Set out every line bearing the string "accent".

+++ Data excerpts

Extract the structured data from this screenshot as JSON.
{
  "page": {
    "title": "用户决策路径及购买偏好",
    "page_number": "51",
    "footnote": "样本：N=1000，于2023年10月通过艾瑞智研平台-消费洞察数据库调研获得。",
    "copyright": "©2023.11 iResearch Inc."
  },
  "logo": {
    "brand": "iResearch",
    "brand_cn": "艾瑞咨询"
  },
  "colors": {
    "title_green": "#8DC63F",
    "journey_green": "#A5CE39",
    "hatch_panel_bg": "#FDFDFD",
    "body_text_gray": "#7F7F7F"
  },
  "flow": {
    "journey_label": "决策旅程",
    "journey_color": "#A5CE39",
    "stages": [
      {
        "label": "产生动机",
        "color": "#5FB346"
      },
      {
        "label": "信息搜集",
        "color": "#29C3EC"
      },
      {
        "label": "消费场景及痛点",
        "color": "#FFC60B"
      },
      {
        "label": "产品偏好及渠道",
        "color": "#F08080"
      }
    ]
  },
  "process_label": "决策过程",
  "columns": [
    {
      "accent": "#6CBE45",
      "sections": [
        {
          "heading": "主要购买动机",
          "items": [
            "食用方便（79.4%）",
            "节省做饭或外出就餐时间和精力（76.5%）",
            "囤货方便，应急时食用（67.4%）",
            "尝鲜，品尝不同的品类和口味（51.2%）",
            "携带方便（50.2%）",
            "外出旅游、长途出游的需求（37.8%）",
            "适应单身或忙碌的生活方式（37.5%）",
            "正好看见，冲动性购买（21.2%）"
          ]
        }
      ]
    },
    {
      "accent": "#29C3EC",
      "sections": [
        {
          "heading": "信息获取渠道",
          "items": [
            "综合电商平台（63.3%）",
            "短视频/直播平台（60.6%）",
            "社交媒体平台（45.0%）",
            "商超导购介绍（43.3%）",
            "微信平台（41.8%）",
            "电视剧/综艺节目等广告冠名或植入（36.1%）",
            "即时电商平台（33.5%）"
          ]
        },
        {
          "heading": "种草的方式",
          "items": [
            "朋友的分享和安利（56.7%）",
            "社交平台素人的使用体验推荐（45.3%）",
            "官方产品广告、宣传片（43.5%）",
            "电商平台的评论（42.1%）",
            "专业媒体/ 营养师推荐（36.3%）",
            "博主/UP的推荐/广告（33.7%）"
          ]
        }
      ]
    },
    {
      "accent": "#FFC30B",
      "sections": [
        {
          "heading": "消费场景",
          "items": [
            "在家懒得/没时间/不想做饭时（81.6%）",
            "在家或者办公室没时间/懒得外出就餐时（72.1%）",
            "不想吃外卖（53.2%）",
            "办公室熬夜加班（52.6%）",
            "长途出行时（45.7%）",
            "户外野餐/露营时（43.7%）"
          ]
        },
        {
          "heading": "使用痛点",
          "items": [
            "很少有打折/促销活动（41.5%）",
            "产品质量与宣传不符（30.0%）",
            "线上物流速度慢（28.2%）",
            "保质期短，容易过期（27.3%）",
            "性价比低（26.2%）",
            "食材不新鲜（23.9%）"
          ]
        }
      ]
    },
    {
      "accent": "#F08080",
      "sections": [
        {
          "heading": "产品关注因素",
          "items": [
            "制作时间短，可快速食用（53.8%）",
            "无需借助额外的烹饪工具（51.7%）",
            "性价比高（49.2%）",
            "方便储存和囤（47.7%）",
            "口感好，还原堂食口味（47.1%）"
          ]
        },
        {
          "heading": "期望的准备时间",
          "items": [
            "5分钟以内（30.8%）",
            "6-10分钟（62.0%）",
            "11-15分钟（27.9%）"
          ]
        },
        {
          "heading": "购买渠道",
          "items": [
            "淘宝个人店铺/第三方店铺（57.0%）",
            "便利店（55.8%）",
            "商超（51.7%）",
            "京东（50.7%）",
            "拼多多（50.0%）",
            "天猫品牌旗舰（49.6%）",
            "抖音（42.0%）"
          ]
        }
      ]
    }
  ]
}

++++++

### Response to the task
      "accent": "#6CBE45",
      "accent": "#29C3EC",
      "accent": "#FFC30B",
      "accent": "#F08080",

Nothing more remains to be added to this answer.